YOUR OBJECTIVE: Pull out from the material below all lines with "JSON".

[Records from a data collection]
────────

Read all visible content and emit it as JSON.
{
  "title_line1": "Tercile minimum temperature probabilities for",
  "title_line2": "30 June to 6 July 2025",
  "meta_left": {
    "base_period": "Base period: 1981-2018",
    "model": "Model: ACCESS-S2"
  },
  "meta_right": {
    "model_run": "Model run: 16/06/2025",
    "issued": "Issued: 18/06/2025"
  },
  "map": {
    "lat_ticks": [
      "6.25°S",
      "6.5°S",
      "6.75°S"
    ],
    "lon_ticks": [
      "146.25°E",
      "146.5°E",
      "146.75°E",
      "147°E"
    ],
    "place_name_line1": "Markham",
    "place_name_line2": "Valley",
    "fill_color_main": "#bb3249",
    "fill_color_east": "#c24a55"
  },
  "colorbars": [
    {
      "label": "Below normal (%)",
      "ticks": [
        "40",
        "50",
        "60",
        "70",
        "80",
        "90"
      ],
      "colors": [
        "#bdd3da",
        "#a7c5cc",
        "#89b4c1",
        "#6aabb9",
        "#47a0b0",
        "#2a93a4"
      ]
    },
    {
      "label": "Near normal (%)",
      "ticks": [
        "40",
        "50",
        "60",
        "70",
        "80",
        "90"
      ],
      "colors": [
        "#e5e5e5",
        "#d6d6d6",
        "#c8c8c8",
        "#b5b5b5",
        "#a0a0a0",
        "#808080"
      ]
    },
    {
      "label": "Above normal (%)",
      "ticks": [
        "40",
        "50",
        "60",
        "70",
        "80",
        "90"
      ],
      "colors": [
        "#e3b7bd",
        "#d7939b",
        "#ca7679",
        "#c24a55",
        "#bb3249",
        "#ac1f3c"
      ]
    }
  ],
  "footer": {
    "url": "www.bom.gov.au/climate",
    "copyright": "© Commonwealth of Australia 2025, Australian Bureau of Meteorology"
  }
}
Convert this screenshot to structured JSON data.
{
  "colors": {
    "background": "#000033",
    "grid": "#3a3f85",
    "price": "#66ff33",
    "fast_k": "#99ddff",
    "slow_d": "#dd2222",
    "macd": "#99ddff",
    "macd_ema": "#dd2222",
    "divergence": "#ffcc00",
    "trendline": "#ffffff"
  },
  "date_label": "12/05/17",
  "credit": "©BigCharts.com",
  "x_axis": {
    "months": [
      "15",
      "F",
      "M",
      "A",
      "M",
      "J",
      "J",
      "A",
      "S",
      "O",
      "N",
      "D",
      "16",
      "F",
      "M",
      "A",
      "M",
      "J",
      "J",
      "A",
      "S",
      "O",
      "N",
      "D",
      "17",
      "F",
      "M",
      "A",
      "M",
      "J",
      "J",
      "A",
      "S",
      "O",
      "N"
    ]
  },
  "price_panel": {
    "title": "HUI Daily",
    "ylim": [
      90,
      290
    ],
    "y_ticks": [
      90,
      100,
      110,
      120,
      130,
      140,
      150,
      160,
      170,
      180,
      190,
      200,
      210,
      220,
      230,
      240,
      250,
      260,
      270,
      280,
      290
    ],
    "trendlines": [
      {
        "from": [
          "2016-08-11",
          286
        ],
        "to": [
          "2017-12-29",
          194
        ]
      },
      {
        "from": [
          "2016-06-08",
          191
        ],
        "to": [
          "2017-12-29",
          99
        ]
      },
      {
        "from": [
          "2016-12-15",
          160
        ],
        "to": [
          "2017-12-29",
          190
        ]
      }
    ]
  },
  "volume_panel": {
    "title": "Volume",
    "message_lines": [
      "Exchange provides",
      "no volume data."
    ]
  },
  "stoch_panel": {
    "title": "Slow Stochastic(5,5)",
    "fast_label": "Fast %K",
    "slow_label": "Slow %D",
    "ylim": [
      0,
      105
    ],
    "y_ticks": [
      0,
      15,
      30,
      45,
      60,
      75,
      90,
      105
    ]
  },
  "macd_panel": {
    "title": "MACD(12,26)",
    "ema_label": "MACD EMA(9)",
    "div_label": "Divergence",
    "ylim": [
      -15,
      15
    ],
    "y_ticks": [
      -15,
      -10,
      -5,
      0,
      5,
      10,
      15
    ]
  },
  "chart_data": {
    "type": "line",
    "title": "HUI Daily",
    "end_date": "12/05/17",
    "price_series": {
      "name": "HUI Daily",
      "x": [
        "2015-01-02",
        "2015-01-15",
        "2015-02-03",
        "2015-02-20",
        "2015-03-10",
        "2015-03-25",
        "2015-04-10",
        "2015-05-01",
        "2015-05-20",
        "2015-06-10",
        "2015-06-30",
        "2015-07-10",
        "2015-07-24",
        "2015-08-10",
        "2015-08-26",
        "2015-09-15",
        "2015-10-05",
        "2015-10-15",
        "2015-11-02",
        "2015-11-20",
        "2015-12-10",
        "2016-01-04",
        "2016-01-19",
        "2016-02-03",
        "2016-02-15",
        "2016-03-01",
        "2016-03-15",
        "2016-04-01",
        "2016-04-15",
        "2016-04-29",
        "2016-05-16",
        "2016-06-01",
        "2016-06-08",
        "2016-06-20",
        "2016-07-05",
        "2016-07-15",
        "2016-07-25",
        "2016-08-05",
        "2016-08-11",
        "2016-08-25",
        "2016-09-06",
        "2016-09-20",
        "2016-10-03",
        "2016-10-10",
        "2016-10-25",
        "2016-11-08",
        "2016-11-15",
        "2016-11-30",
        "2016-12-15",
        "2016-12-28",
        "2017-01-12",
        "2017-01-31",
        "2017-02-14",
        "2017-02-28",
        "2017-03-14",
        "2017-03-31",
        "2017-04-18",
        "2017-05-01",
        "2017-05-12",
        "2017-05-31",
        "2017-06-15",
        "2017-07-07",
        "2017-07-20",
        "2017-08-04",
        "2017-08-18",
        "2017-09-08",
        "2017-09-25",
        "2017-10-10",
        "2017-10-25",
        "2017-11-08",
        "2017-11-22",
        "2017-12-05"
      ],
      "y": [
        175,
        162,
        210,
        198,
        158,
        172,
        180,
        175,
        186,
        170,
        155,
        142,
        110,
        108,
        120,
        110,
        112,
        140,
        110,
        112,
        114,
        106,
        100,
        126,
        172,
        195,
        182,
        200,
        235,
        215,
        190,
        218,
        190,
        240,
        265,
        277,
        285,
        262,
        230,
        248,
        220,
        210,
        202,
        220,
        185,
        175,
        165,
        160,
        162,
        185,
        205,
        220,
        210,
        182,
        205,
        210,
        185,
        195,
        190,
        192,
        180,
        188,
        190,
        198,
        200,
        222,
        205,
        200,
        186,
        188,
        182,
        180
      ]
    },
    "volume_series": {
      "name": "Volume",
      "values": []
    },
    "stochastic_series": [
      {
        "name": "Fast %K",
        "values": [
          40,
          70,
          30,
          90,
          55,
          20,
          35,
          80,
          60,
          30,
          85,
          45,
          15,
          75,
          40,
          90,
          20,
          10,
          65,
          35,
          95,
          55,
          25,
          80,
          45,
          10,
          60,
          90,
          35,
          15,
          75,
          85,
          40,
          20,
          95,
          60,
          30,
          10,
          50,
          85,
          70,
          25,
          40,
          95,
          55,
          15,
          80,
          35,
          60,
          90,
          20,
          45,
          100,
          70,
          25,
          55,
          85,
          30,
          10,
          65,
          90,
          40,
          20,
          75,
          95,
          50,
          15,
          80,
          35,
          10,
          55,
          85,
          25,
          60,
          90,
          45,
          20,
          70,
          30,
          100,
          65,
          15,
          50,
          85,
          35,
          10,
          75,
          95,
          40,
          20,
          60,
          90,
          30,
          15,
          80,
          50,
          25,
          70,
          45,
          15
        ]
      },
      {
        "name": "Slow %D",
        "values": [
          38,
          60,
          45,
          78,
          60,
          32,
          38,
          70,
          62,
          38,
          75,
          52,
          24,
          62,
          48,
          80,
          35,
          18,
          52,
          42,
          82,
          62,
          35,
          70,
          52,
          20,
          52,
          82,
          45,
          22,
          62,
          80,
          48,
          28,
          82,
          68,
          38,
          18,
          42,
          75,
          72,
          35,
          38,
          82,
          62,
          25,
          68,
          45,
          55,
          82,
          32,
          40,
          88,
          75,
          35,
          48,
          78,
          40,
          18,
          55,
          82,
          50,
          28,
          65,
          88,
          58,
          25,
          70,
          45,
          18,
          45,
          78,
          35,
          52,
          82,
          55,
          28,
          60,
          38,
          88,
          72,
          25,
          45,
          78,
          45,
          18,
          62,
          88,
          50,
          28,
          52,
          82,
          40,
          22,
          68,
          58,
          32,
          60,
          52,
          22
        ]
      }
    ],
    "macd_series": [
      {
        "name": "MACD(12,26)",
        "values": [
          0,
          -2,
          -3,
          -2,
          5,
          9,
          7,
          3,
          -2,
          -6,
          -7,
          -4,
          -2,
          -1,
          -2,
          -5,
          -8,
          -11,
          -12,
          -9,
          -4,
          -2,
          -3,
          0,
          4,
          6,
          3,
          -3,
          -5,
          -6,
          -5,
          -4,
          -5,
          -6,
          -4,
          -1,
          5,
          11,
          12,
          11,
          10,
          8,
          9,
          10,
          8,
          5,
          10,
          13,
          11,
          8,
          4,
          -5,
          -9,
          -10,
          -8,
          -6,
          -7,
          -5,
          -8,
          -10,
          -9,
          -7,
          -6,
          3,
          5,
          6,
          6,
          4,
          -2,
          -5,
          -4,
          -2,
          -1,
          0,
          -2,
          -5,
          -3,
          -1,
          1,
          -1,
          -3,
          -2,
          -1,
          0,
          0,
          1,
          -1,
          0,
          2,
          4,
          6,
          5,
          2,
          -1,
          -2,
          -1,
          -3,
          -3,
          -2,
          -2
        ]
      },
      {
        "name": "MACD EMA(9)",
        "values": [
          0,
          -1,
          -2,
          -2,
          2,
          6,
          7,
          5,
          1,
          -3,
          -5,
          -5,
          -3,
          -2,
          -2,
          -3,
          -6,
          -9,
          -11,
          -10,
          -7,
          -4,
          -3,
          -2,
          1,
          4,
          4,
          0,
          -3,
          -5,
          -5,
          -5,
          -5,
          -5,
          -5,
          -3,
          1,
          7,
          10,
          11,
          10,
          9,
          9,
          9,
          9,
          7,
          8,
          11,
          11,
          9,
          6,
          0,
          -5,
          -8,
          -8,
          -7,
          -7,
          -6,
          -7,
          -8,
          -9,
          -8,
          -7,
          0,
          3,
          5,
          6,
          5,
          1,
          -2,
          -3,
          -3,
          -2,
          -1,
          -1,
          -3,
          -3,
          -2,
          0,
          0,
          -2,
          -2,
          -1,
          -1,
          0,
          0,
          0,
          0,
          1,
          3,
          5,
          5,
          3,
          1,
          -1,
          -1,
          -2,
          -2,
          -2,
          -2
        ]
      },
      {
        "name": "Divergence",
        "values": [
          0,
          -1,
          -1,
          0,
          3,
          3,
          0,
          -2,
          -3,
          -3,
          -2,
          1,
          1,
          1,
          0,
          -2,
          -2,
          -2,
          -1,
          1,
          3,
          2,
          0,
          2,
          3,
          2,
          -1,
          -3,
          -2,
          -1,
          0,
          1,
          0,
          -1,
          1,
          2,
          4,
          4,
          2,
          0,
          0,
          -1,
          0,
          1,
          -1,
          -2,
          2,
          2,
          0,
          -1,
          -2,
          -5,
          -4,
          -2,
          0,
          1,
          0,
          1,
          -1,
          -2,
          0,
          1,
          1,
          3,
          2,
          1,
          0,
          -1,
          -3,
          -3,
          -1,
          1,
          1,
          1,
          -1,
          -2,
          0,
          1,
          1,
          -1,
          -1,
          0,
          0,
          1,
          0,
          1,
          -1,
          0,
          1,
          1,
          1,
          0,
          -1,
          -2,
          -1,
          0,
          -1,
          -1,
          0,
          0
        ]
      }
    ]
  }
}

────────

TASK SOLUTION:
Read all visible content and emit it as JSON.
Convert this screenshot to structured JSON data.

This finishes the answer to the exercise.